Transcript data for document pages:
::::::

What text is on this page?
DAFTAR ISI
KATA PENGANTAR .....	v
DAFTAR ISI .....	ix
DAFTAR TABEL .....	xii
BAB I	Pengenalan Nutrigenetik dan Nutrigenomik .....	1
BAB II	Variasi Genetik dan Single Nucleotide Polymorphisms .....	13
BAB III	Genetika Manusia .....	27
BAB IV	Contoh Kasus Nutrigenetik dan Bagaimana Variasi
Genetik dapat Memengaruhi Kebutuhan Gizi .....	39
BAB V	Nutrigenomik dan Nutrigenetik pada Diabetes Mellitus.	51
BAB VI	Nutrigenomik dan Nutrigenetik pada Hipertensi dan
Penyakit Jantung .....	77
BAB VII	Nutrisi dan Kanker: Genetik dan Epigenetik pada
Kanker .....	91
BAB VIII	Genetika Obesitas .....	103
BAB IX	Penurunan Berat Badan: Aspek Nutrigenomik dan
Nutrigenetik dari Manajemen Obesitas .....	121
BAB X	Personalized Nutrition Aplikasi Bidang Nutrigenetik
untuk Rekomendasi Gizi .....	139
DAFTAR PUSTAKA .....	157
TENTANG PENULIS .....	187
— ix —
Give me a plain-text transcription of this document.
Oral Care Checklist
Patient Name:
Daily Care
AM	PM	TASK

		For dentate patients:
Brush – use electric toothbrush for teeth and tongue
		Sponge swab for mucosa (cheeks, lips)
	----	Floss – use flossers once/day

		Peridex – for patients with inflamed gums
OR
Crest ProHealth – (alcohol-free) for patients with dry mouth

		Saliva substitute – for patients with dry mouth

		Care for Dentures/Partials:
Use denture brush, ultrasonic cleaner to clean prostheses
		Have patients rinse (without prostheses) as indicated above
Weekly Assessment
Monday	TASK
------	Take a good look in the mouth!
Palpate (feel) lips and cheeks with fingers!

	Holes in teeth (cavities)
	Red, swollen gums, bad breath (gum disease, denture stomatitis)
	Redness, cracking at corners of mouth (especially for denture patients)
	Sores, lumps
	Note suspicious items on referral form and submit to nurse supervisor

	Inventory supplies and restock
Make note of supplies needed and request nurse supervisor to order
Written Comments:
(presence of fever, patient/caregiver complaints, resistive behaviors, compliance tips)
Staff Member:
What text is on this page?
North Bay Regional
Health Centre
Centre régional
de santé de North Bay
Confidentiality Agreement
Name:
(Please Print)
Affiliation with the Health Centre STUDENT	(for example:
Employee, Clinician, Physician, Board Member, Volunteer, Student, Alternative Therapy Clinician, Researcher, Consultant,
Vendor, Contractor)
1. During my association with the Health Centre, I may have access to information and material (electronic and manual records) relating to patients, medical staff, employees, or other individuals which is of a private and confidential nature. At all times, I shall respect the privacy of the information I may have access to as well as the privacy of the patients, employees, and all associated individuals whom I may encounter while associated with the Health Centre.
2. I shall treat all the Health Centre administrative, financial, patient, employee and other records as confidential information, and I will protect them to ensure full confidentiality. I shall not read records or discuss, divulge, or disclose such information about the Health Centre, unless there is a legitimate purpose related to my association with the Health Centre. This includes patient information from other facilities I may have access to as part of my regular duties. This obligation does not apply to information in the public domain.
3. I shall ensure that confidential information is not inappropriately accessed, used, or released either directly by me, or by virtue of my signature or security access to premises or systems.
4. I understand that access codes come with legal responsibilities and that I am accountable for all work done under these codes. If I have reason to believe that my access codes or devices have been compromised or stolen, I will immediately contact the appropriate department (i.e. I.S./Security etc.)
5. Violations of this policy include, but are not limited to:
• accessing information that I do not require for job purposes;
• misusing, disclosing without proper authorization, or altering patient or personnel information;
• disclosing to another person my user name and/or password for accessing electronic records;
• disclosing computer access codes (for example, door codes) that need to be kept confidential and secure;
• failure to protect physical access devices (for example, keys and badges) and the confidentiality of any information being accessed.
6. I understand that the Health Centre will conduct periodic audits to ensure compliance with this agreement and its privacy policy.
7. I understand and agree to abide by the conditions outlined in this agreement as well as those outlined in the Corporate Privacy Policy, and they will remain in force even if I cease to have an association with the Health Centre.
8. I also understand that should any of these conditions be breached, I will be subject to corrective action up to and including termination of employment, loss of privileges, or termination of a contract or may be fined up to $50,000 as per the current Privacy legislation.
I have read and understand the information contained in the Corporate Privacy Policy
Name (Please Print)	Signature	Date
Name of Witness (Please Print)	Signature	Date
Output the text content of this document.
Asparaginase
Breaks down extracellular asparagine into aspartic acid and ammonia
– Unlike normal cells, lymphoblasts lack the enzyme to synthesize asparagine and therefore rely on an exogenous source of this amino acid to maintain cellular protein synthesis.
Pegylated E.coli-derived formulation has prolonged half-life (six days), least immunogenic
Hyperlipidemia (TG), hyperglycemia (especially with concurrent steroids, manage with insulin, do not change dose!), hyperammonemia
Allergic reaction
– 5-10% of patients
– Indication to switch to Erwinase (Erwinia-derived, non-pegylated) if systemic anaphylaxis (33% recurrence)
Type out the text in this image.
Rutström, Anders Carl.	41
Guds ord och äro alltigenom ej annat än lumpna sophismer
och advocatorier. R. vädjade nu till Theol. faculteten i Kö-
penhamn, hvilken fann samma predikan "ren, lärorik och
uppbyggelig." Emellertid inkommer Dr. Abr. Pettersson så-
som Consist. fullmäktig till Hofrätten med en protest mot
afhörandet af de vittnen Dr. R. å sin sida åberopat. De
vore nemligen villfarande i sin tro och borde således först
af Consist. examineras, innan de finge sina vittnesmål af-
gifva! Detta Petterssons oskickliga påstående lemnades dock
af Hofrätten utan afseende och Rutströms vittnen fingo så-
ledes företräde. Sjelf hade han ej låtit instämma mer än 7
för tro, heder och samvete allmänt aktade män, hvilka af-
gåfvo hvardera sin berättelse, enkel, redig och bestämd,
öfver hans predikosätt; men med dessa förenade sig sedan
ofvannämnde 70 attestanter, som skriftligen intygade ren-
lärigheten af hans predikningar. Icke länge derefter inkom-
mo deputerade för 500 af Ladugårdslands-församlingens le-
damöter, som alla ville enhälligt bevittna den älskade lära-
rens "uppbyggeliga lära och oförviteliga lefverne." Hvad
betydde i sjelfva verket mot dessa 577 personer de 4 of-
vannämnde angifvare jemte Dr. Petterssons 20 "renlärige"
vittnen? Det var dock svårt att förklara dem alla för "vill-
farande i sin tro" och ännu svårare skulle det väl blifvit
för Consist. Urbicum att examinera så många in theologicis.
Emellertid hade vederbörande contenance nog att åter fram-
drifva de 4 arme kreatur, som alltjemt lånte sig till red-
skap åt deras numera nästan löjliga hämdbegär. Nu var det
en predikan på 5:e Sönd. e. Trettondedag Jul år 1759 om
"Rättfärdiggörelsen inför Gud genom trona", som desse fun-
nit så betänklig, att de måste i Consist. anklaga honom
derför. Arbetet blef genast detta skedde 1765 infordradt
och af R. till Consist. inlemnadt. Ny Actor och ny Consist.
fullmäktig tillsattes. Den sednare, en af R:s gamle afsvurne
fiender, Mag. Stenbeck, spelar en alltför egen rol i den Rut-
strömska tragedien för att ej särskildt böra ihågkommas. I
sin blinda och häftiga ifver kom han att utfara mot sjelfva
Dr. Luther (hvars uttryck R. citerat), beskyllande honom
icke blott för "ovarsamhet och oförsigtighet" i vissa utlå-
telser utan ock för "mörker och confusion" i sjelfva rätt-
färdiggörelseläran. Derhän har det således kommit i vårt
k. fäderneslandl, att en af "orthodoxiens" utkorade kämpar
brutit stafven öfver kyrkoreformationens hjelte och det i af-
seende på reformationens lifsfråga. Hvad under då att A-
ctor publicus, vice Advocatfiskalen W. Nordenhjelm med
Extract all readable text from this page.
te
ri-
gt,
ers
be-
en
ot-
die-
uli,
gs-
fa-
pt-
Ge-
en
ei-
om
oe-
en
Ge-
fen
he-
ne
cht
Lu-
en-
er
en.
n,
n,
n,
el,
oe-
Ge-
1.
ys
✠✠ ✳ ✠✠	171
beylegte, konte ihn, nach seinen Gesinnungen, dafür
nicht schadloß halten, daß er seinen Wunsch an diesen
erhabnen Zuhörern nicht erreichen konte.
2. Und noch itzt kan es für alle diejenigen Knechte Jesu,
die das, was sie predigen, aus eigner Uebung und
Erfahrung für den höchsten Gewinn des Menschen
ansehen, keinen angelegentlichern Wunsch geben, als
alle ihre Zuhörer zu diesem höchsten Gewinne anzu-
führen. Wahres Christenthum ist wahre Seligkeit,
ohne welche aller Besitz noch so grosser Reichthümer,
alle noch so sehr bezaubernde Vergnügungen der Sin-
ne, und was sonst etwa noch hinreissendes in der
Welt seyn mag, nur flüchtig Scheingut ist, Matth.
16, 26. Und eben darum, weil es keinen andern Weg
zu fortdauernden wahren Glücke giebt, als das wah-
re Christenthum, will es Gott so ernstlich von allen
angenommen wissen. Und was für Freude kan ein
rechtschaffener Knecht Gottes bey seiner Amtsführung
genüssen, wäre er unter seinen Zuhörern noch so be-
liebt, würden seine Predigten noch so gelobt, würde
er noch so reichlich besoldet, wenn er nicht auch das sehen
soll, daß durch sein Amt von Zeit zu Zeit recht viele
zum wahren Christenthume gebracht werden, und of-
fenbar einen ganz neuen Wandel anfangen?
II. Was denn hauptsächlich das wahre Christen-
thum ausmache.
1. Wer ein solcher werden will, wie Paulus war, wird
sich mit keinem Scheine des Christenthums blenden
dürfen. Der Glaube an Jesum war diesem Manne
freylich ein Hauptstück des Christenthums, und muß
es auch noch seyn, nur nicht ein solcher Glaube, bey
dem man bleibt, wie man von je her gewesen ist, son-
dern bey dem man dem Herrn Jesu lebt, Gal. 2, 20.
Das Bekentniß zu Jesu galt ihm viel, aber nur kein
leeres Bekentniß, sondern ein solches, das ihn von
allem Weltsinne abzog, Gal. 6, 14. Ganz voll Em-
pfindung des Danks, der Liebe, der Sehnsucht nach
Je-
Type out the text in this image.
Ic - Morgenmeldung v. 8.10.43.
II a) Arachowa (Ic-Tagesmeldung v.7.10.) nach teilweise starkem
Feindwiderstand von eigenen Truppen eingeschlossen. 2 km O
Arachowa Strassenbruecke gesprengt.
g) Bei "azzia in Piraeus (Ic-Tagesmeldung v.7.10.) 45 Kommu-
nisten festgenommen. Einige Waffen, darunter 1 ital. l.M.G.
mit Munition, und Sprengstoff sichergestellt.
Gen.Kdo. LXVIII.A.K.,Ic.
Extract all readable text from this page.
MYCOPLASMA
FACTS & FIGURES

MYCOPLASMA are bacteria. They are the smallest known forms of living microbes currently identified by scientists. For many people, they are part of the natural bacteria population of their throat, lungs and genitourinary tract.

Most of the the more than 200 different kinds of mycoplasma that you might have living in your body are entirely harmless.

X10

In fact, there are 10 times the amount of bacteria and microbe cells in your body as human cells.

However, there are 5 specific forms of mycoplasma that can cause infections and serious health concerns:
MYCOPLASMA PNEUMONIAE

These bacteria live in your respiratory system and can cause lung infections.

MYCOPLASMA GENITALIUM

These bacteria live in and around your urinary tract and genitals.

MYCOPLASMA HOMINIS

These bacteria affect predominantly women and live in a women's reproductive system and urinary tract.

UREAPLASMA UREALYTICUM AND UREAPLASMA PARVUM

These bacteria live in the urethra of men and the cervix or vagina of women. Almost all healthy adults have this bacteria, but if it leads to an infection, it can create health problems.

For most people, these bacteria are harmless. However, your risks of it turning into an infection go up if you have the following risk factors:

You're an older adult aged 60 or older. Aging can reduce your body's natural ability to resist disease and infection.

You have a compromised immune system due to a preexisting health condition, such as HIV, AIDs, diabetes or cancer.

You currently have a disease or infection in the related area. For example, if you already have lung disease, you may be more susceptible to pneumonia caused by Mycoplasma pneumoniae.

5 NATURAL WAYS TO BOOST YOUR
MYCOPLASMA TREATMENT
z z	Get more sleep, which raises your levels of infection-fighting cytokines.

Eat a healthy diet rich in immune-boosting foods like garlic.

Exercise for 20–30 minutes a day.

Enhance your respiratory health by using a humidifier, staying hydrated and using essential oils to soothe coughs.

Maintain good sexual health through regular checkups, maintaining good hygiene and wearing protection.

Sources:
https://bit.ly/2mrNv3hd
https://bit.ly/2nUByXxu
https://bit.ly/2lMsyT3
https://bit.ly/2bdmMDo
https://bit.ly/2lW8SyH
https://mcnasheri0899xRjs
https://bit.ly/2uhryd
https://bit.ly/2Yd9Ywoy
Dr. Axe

::::::

Within the entries above, find each line where "accessing" appears; copy every one.

**Your solution:**
• accessing information that I do not require for job purposes;
• disclosing to another person my user name and/or password for accessing electronic records;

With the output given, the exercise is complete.